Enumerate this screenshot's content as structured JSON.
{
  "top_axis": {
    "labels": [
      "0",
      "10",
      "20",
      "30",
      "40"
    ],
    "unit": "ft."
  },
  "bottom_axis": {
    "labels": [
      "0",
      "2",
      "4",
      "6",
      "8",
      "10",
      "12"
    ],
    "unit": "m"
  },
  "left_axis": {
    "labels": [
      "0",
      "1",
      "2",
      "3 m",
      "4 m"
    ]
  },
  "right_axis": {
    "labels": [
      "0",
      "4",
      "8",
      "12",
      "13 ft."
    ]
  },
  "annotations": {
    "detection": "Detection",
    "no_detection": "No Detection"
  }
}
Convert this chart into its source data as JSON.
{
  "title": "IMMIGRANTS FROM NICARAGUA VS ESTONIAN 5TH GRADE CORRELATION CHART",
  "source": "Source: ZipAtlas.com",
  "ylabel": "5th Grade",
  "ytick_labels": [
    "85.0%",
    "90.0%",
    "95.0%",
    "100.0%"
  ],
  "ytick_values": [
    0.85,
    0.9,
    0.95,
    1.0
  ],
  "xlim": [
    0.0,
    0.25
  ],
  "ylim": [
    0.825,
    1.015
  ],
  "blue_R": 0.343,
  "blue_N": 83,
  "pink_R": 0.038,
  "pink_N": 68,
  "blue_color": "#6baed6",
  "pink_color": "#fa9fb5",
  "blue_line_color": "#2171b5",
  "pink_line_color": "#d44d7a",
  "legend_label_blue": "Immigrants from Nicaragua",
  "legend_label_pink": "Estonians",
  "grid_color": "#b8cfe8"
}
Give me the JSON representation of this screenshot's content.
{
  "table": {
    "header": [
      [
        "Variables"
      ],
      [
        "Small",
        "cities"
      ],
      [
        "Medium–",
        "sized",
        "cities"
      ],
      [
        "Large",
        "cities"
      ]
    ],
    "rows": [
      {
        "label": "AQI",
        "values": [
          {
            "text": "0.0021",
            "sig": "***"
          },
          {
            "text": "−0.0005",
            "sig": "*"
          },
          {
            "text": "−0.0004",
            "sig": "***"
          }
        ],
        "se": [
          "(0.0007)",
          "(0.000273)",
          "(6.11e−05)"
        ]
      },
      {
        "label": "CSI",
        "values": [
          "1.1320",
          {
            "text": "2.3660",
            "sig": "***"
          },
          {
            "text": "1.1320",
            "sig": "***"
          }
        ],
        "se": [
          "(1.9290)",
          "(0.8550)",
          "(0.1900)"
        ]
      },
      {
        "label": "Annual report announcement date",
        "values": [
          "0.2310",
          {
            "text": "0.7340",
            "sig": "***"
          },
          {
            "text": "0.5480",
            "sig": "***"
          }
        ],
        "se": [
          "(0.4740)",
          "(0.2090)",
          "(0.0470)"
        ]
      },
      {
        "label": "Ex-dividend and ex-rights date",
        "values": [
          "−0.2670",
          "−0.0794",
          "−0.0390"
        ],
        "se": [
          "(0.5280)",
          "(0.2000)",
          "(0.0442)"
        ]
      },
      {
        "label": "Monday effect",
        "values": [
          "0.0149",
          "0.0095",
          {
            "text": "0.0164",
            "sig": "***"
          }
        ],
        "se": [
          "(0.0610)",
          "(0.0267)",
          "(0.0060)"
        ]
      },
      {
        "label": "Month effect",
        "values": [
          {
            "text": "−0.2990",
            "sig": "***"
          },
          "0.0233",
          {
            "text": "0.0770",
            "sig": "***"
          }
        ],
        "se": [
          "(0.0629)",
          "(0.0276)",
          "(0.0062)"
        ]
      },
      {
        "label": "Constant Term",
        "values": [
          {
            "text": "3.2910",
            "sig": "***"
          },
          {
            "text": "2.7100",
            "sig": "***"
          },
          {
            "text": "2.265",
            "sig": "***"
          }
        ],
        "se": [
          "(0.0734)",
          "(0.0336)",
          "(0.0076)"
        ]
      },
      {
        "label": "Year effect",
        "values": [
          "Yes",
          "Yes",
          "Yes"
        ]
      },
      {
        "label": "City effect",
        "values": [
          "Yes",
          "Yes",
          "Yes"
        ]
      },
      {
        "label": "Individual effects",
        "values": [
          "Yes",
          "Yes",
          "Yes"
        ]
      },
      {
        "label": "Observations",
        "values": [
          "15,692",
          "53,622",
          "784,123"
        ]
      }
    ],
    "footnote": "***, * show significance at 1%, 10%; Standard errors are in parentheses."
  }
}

Written exercise: Please copy out each record, character for character.

Written solution:
Enumerate this screenshot's content as structured JSON.
{
  "top_axis": {
    "labels": [
      "0",
      "10",
      "20",
      "30",
      "40"
    ],
    "unit": "ft."
  },
  "bottom_axis": {
    "labels": [
      "0",
      "2",
      "4",
      "6",
      "8",
      "10",
      "12"
    ],
    "unit": "m"
  },
  "left_axis": {
    "labels": [
      "0",
      "1",
      "2",
      "3 m",
      "4 m"
    ]
  },
  "right_axis": {
    "labels": [
      "0",
      "4",
      "8",
      "12",
      "13 ft."
    ]
  },
  "annotations": {
    "detection": "Detection",
    "no_detection": "No Detection"
  }
}
Convert this chart into its source data as JSON.
{
  "title": "IMMIGRANTS FROM NICARAGUA VS ESTONIAN 5TH GRADE CORRELATION CHART",
  "source": "Source: ZipAtlas.com",
  "ylabel": "5th Grade",
  "ytick_labels": [
    "85.0%",
    "90.0%",
    "95.0%",
    "100.0%"
  ],
  "ytick_values": [
    0.85,
    0.9,
    0.95,
    1.0
  ],
  "xlim": [
    0.0,
    0.25
  ],
  "ylim": [
    0.825,
    1.015
  ],
  "blue_R": 0.343,
  "blue_N": 83,
  "pink_R": 0.038,
  "pink_N": 68,
  "blue_color": "#6baed6",
  "pink_color": "#fa9fb5",
  "blue_line_color": "#2171b5",
  "pink_line_color": "#d44d7a",
  "legend_label_blue": "Immigrants from Nicaragua",
  "legend_label_pink": "Estonians",
  "grid_color": "#b8cfe8"
}
Give me the JSON representation of this screenshot's content.
{
  "table": {
    "header": [
      [
        "Variables"
      ],
      [
        "Small",
        "cities"
      ],
      [
        "Medium–",
        "sized",
        "cities"
      ],
      [
        "Large",
        "cities"
      ]
    ],
    "rows": [
      {
        "label": "AQI",
        "values": [
          {
            "text": "0.0021",
            "sig": "***"
          },
          {
            "text": "−0.0005",
            "sig": "*"
          },
          {
            "text": "−0.0004",
            "sig": "***"
          }
        ],
        "se": [
          "(0.0007)",
          "(0.000273)",
          "(6.11e−05)"
        ]
      },
      {
        "label": "CSI",
        "values": [
          "1.1320",
          {
            "text": "2.3660",
            "sig": "***"
          },
          {
            "text": "1.1320",
            "sig": "***"
          }
        ],
        "se": [
          "(1.9290)",
          "(0.8550)",
          "(0.1900)"
        ]
      },
      {
        "label": "Annual report announcement date",
        "values": [
          "0.2310",
          {
            "text": "0.7340",
            "sig": "***"
          },
          {
            "text": "0.5480",
            "sig": "***"
          }
        ],
        "se": [
          "(0.4740)",
          "(0.2090)",
          "(0.0470)"
        ]
      },
      {
        "label": "Ex-dividend and ex-rights date",
        "values": [
          "−0.2670",
          "−0.0794",
          "−0.0390"
        ],
        "se": [
          "(0.5280)",
          "(0.2000)",
          "(0.0442)"
        ]
      },
      {
        "label": "Monday effect",
        "values": [
          "0.0149",
          "0.0095",
          {
            "text": "0.0164",
            "sig": "***"
          }
        ],
        "se": [
          "(0.0610)",
          "(0.0267)",
          "(0.0060)"
        ]
      },
      {
        "label": "Month effect",
        "values": [
          {
            "text": "−0.2990",
            "sig": "***"
          },
          "0.0233",
          {
            "text": "0.0770",
            "sig": "***"
          }
        ],
        "se": [
          "(0.0629)",
          "(0.0276)",
          "(0.0062)"
        ]
      },
      {
        "label": "Constant Term",
        "values": [
          {
            "text": "3.2910",
            "sig": "***"
          },
          {
            "text": "2.7100",
            "sig": "***"
          },
          {
            "text": "2.265",
            "sig": "***"
          }
        ],
        "se": [
          "(0.0734)",
          "(0.0336)",
          "(0.0076)"
        ]
      },
      {
        "label": "Year effect",
        "values": [
          "Yes",
          "Yes",
          "Yes"
        ]
      },
      {
        "label": "City effect",
        "values": [
          "Yes",
          "Yes",
          "Yes"
        ]
      },
      {
        "label": "Individual effects",
        "values": [
          "Yes",
          "Yes",
          "Yes"
        ]
      },
      {
        "label": "Observations",
        "values": [
          "15,692",
          "53,622",
          "784,123"
        ]
      }
    ],
    "footnote": "***, * show significance at 1%, 10%; Standard errors are in parentheses."
  }
}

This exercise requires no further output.